EXERCISE TASK » Could you transcribe the material below exactly, without leaving out a single line?

# RECORDS TO PROCESS start

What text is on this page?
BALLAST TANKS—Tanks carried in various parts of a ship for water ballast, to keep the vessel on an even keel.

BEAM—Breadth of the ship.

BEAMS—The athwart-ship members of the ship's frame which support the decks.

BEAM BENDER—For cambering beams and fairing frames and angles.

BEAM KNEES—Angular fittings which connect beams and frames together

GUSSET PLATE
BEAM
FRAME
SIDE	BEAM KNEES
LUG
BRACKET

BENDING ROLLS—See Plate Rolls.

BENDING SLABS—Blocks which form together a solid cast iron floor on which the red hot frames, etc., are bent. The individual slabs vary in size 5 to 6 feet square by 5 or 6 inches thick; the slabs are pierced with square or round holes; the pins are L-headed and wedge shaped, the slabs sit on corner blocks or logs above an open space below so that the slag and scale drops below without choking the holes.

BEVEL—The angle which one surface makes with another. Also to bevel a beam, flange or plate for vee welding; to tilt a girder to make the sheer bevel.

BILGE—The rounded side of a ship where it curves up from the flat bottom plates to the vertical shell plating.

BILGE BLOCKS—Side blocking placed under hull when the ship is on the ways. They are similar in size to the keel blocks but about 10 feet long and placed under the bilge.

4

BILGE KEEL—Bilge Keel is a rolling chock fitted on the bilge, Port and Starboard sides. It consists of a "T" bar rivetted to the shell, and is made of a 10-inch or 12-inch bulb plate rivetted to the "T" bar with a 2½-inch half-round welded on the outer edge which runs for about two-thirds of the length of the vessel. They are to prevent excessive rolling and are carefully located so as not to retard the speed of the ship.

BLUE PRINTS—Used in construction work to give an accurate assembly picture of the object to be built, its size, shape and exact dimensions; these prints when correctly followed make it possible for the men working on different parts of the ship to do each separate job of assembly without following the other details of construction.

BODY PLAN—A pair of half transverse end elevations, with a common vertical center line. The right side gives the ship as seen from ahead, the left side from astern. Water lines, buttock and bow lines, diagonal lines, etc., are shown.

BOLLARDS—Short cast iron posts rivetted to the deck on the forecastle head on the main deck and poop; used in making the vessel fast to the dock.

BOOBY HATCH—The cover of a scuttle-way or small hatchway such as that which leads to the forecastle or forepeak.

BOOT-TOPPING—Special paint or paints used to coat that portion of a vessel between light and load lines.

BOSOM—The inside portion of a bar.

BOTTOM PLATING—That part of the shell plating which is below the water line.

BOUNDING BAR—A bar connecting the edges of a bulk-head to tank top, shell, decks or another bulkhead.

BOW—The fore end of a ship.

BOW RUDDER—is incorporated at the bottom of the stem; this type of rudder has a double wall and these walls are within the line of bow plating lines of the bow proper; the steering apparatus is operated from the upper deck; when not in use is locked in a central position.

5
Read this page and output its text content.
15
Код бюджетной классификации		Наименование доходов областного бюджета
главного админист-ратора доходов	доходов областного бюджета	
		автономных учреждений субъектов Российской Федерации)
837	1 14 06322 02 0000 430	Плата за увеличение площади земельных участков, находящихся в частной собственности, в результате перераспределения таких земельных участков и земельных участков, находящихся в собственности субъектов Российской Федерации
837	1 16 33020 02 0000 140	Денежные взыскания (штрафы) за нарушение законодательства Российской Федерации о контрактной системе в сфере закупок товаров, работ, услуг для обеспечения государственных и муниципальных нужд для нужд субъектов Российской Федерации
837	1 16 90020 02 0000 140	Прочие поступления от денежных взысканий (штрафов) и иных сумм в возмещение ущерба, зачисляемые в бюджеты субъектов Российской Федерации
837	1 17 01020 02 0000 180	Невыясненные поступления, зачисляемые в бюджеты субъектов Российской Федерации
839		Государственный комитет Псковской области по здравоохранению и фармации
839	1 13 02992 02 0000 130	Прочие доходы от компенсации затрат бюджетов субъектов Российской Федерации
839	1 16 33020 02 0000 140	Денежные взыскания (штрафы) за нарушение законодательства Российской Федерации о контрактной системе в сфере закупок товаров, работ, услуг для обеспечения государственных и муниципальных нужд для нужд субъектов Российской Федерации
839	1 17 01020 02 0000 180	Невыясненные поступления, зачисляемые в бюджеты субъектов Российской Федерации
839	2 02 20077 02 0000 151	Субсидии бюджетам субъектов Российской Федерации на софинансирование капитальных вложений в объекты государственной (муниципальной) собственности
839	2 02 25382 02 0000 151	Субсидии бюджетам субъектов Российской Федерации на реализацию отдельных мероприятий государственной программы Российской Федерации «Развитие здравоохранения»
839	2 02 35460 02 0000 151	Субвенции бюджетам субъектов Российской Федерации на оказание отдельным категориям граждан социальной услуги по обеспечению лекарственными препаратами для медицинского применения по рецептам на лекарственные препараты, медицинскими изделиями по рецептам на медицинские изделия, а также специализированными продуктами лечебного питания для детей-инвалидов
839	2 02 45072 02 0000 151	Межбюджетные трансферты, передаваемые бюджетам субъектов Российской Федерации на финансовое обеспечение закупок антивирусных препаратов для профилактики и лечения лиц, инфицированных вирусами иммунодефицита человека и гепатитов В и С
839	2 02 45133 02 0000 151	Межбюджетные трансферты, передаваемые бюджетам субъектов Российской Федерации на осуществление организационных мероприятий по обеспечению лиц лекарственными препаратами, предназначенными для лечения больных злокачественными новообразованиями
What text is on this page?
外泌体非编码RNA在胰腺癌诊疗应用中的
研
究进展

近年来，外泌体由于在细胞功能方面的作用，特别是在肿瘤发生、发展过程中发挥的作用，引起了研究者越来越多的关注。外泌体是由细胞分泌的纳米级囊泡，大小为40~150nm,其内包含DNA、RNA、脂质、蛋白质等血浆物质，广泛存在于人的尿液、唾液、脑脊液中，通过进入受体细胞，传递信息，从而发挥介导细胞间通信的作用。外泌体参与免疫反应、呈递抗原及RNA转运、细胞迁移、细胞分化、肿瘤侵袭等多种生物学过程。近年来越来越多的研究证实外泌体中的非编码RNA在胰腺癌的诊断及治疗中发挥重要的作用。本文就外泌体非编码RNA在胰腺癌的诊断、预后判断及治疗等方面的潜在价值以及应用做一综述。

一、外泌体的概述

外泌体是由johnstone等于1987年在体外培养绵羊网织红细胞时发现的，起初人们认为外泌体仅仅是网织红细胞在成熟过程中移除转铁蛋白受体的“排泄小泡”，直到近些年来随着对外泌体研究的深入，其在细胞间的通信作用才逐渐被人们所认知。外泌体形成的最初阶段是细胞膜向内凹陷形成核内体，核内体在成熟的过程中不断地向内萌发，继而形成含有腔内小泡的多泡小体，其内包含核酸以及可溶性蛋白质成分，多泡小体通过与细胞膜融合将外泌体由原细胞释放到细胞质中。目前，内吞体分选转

# RECORDS TO PROCESS end

CORRECT RESPONSE »
What text is on this page?
BALLAST TANKS—Tanks carried in various parts of a ship for water ballast, to keep the vessel on an even keel.

BEAM—Breadth of the ship.

BEAMS—The athwart-ship members of the ship's frame which support the decks.

BEAM BENDER—For cambering beams and fairing frames and angles.

BEAM KNEES—Angular fittings which connect beams and frames together

GUSSET PLATE
BEAM
FRAME
SIDE	BEAM KNEES
LUG
BRACKET

BENDING ROLLS—See Plate Rolls.

BENDING SLABS—Blocks which form together a solid cast iron floor on which the red hot frames, etc., are bent. The individual slabs vary in size 5 to 6 feet square by 5 or 6 inches thick; the slabs are pierced with square or round holes; the pins are L-headed and wedge shaped, the slabs sit on corner blocks or logs above an open space below so that the slag and scale drops below without choking the holes.

BEVEL—The angle which one surface makes with another. Also to bevel a beam, flange or plate for vee welding; to tilt a girder to make the sheer bevel.

BILGE—The rounded side of a ship where it curves up from the flat bottom plates to the vertical shell plating.

BILGE BLOCKS—Side blocking placed under hull when the ship is on the ways. They are similar in size to the keel blocks but about 10 feet long and placed under the bilge.

4

BILGE KEEL—Bilge Keel is a rolling chock fitted on the bilge, Port and Starboard sides. It consists of a "T" bar rivetted to the shell, and is made of a 10-inch or 12-inch bulb plate rivetted to the "T" bar with a 2½-inch half-round welded on the outer edge which runs for about two-thirds of the length of the vessel. They are to prevent excessive rolling and are carefully located so as not to retard the speed of the ship.

BLUE PRINTS—Used in construction work to give an accurate assembly picture of the object to be built, its size, shape and exact dimensions; these prints when correctly followed make it possible for the men working on different parts of the ship to do each separate job of assembly without following the other details of construction.

BODY PLAN—A pair of half transverse end elevations, with a common vertical center line. The right side gives the ship as seen from ahead, the left side from astern. Water lines, buttock and bow lines, diagonal lines, etc., are shown.

BOLLARDS—Short cast iron posts rivetted to the deck on the forecastle head on the main deck and poop; used in making the vessel fast to the dock.

BOOBY HATCH—The cover of a scuttle-way or small hatchway such as that which leads to the forecastle or forepeak.

BOOT-TOPPING—Special paint or paints used to coat that portion of a vessel between light and load lines.

BOSOM—The inside portion of a bar.

BOTTOM PLATING—That part of the shell plating which is below the water line.

BOUNDING BAR—A bar connecting the edges of a bulk-head to tank top, shell, decks or another bulkhead.

BOW—The fore end of a ship.

BOW RUDDER—is incorporated at the bottom of the stem; this type of rudder has a double wall and these walls are within the line of bow plating lines of the bow proper; the steering apparatus is operated from the upper deck; when not in use is locked in a central position.

5
Read this page and output its text content.
15
Код бюджетной классификации		Наименование доходов областного бюджета
главного админист-ратора доходов	доходов областного бюджета	
		автономных учреждений субъектов Российской Федерации)
837	1 14 06322 02 0000 430	Плата за увеличение площади земельных участков, находящихся в частной собственности, в результате перераспределения таких земельных участков и земельных участков, находящихся в собственности субъектов Российской Федерации
837	1 16 33020 02 0000 140	Денежные взыскания (штрафы) за нарушение законодательства Российской Федерации о контрактной системе в сфере закупок товаров, работ, услуг для обеспечения государственных и муниципальных нужд для нужд субъектов Российской Федерации
837	1 16 90020 02 0000 140	Прочие поступления от денежных взысканий (штрафов) и иных сумм в возмещение ущерба, зачисляемые в бюджеты субъектов Российской Федерации
837	1 17 01020 02 0000 180	Невыясненные поступления, зачисляемые в бюджеты субъектов Российской Федерации
839		Государственный комитет Псковской области по здравоохранению и фармации
839	1 13 02992 02 0000 130	Прочие доходы от компенсации затрат бюджетов субъектов Российской Федерации
839	1 16 33020 02 0000 140	Денежные взыскания (штрафы) за нарушение законодательства Российской Федерации о контрактной системе в сфере закупок товаров, работ, услуг для обеспечения государственных и муниципальных нужд для нужд субъектов Российской Федерации
839	1 17 01020 02 0000 180	Невыясненные поступления, зачисляемые в бюджеты субъектов Российской Федерации
839	2 02 20077 02 0000 151	Субсидии бюджетам субъектов Российской Федерации на софинансирование капитальных вложений в объекты государственной (муниципальной) собственности
839	2 02 25382 02 0000 151	Субсидии бюджетам субъектов Российской Федерации на реализацию отдельных мероприятий государственной программы Российской Федерации «Развитие здравоохранения»
839	2 02 35460 02 0000 151	Субвенции бюджетам субъектов Российской Федерации на оказание отдельным категориям граждан социальной услуги по обеспечению лекарственными препаратами для медицинского применения по рецептам на лекарственные препараты, медицинскими изделиями по рецептам на медицинские изделия, а также специализированными продуктами лечебного питания для детей-инвалидов
839	2 02 45072 02 0000 151	Межбюджетные трансферты, передаваемые бюджетам субъектов Российской Федерации на финансовое обеспечение закупок антивирусных препаратов для профилактики и лечения лиц, инфицированных вирусами иммунодефицита человека и гепатитов В и С
839	2 02 45133 02 0000 151	Межбюджетные трансферты, передаваемые бюджетам субъектов Российской Федерации на осуществление организационных мероприятий по обеспечению лиц лекарственными препаратами, предназначенными для лечения больных злокачественными новообразованиями
What text is on this page?
外泌体非编码RNA在胰腺癌诊疗应用中的
研
究进展

近年来，外泌体由于在细胞功能方面的作用，特别是在肿瘤发生、发展过程中发挥的作用，引起了研究者越来越多的关注。外泌体是由细胞分泌的纳米级囊泡，大小为40~150nm,其内包含DNA、RNA、脂质、蛋白质等血浆物质，广泛存在于人的尿液、唾液、脑脊液中，通过进入受体细胞，传递信息，从而发挥介导细胞间通信的作用。外泌体参与免疫反应、呈递抗原及RNA转运、细胞迁移、细胞分化、肿瘤侵袭等多种生物学过程。近年来越来越多的研究证实外泌体中的非编码RNA在胰腺癌的诊断及治疗中发挥重要的作用。本文就外泌体非编码RNA在胰腺癌的诊断、预后判断及治疗等方面的潜在价值以及应用做一综述。

一、外泌体的概述

外泌体是由johnstone等于1987年在体外培养绵羊网织红细胞时发现的，起初人们认为外泌体仅仅是网织红细胞在成熟过程中移除转铁蛋白受体的“排泄小泡”，直到近些年来随着对外泌体研究的深入，其在细胞间的通信作用才逐渐被人们所认知。外泌体形成的最初阶段是细胞膜向内凹陷形成核内体，核内体在成熟的过程中不断地向内萌发，继而形成含有腔内小泡的多泡小体，其内包含核酸以及可溶性蛋白质成分，多泡小体通过与细胞膜融合将外泌体由原细胞释放到细胞质中。目前，内吞体分选转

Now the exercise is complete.